The input:
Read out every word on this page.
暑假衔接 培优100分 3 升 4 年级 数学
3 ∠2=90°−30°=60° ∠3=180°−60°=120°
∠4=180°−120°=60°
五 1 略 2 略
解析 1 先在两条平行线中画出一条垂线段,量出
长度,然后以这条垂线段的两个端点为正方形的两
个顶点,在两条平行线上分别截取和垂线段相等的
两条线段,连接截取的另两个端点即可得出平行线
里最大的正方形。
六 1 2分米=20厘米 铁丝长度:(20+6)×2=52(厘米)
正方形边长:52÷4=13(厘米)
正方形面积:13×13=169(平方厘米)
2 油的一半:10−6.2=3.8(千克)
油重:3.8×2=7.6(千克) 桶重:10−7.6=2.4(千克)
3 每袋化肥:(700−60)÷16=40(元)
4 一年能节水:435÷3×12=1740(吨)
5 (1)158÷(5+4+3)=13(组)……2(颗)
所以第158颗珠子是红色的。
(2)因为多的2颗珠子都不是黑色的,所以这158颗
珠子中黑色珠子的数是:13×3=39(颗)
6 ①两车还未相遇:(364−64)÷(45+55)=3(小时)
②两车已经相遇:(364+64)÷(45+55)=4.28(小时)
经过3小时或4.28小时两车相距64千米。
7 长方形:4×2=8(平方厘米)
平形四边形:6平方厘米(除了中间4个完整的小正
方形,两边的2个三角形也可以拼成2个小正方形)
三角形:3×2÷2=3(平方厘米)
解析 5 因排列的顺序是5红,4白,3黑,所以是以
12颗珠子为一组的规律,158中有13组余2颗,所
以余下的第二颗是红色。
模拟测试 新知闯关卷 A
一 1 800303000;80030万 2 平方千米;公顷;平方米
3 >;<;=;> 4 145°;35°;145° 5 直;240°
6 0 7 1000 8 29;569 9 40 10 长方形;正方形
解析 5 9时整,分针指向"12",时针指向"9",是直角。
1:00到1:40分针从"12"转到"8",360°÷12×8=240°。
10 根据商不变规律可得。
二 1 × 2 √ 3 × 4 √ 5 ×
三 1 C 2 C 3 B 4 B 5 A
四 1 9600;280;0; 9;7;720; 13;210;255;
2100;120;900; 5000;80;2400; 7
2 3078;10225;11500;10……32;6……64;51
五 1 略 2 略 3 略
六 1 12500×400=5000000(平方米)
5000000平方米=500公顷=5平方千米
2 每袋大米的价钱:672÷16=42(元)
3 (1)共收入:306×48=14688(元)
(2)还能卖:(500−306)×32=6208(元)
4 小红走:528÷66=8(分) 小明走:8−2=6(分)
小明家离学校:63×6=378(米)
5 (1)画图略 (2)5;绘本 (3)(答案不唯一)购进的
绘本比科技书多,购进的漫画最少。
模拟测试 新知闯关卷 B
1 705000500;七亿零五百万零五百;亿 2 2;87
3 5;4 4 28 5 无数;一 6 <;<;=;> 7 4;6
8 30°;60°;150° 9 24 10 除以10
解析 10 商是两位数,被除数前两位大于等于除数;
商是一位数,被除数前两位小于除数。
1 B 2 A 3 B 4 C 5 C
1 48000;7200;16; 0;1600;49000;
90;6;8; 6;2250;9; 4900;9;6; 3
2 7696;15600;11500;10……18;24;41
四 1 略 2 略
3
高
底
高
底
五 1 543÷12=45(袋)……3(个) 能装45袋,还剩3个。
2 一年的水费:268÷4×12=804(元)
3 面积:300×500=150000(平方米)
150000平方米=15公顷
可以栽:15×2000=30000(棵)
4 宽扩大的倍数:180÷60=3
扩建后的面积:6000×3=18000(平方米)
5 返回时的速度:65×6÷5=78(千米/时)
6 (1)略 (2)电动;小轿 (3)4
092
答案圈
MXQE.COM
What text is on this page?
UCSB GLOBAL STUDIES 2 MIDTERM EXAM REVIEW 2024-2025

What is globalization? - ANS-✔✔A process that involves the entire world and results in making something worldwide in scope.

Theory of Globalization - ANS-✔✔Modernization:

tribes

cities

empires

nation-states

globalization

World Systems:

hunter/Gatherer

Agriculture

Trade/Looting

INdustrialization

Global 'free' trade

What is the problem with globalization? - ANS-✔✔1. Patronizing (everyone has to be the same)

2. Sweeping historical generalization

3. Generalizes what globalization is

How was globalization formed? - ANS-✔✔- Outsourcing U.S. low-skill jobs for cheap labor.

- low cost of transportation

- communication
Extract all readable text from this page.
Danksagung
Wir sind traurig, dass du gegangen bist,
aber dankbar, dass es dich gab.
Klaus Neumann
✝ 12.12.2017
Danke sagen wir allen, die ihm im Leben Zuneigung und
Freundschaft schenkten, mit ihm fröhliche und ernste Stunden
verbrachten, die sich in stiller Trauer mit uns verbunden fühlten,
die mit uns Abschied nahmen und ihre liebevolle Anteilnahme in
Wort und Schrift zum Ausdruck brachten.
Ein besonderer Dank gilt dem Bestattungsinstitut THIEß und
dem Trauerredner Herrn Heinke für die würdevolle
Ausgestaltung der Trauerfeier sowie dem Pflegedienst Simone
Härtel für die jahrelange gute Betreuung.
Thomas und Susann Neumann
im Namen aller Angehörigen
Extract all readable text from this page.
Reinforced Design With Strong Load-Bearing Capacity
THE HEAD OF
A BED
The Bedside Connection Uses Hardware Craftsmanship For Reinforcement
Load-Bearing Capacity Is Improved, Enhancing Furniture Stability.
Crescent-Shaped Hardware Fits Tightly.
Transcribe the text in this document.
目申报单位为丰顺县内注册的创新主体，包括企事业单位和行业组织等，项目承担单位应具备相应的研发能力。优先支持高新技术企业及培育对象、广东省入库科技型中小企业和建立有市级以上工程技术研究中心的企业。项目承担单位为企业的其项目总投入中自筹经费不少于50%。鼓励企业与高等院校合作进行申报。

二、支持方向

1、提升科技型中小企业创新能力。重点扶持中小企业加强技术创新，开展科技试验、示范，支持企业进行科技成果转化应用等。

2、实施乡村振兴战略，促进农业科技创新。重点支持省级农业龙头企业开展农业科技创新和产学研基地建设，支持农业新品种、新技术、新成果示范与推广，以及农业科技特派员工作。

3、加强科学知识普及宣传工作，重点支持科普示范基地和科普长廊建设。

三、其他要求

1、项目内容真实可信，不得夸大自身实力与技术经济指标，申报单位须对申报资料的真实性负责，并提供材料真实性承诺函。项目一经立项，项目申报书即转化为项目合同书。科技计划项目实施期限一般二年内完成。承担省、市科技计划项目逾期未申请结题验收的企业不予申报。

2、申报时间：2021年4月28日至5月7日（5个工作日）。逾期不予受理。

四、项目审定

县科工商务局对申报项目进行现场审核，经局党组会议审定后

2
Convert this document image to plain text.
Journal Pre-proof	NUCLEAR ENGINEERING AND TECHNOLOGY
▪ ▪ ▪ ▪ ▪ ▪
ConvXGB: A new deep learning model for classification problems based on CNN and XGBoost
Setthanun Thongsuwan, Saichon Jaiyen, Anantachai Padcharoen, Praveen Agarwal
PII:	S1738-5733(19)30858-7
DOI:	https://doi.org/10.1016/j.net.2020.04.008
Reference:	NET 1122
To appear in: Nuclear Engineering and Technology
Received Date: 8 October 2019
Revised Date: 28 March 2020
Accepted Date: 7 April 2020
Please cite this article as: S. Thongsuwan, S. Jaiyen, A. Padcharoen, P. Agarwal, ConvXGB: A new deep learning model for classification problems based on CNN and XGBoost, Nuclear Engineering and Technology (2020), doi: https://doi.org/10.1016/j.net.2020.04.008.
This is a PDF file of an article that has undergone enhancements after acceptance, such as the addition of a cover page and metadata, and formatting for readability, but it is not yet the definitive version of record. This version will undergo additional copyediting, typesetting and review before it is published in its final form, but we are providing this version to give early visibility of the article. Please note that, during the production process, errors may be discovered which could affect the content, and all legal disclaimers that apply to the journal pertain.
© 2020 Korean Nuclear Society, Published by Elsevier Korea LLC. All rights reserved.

Prompt:
Locate the lines above that contain "text" and copy them.

Correct answer:
What text is on this page?
Extract all readable text from this page.
Extract all readable text from this page.
Transcribe the text in this document.
Convert this document image to plain text.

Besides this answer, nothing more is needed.